** Goal **
Copy all the material that follows, keeping every character the same.
..............................
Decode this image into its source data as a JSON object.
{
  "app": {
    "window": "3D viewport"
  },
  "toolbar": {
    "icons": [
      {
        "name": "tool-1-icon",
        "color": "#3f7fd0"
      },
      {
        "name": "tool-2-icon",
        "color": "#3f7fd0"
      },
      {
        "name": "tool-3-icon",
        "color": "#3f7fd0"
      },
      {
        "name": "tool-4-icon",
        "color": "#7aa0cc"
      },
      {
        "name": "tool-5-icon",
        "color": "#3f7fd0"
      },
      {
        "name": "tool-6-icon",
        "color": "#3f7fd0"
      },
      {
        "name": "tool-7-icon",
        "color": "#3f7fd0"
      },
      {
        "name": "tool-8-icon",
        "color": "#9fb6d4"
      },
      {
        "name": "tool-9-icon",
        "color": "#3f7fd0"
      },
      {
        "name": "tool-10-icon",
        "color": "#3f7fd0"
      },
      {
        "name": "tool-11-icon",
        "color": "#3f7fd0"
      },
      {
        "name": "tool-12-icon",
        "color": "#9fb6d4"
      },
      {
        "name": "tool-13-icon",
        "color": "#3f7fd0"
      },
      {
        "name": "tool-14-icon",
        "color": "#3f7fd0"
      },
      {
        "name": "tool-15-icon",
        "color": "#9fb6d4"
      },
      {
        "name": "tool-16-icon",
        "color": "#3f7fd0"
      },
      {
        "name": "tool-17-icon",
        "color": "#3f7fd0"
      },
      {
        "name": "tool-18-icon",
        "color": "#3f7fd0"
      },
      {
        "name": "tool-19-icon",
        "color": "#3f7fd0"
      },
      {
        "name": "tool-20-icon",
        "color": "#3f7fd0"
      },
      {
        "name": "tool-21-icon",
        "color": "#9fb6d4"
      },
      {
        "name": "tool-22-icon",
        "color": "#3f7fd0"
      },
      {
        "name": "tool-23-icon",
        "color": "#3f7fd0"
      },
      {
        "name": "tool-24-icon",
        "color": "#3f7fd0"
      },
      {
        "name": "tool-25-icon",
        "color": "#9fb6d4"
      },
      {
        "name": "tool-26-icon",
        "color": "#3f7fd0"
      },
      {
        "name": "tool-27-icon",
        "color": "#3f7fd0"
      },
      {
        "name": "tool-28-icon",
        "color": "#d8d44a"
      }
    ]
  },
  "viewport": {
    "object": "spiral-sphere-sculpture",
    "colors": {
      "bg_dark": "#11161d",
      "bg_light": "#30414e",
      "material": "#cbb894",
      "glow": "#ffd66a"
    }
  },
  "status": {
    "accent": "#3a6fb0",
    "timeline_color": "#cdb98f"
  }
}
..............................
** Result of this exercise **
Decode this image into its source data as a JSON object.
{
  "app": {
    "window": "3D viewport"
  },
  "toolbar": {
    "icons": [
      {
        "name": "tool-1-icon",
        "color": "#3f7fd0"
      },
      {
        "name": "tool-2-icon",
        "color": "#3f7fd0"
      },
      {
        "name": "tool-3-icon",
        "color": "#3f7fd0"
      },
      {
        "name": "tool-4-icon",
        "color": "#7aa0cc"
      },
      {
        "name": "tool-5-icon",
        "color": "#3f7fd0"
      },
      {
        "name": "tool-6-icon",
        "color": "#3f7fd0"
      },
      {
        "name": "tool-7-icon",
        "color": "#3f7fd0"
      },
      {
        "name": "tool-8-icon",
        "color": "#9fb6d4"
      },
      {
        "name": "tool-9-icon",
        "color": "#3f7fd0"
      },
      {
        "name": "tool-10-icon",
        "color": "#3f7fd0"
      },
      {
        "name": "tool-11-icon",
        "color": "#3f7fd0"
      },
      {
        "name": "tool-12-icon",
        "color": "#9fb6d4"
      },
      {
        "name": "tool-13-icon",
        "color": "#3f7fd0"
      },
      {
        "name": "tool-14-icon",
        "color": "#3f7fd0"
      },
      {
        "name": "tool-15-icon",
        "color": "#9fb6d4"
      },
      {
        "name": "tool-16-icon",
        "color": "#3f7fd0"
      },
      {
        "name": "tool-17-icon",
        "color": "#3f7fd0"
      },
      {
        "name": "tool-18-icon",
        "color": "#3f7fd0"
      },
      {
        "name": "tool-19-icon",
        "color": "#3f7fd0"
      },
      {
        "name": "tool-20-icon",
        "color": "#3f7fd0"
      },
      {
        "name": "tool-21-icon",
        "color": "#9fb6d4"
      },
      {
        "name": "tool-22-icon",
        "color": "#3f7fd0"
      },
      {
        "name": "tool-23-icon",
        "color": "#3f7fd0"
      },
      {
        "name": "tool-24-icon",
        "color": "#3f7fd0"
      },
      {
        "name": "tool-25-icon",
        "color": "#9fb6d4"
      },
      {
        "name": "tool-26-icon",
        "color": "#3f7fd0"
      },
      {
        "name": "tool-27-icon",
        "color": "#3f7fd0"
      },
      {
        "name": "tool-28-icon",
        "color": "#d8d44a"
      }
    ]
  },
  "viewport": {
    "object": "spiral-sphere-sculpture",
    "colors": {
      "bg_dark": "#11161d",
      "bg_light": "#30414e",
      "material": "#cbb894",
      "glow": "#ffd66a"
    }
  },
  "status": {
    "accent": "#3a6fb0",
    "timeline_color": "#cdb98f"
  }
}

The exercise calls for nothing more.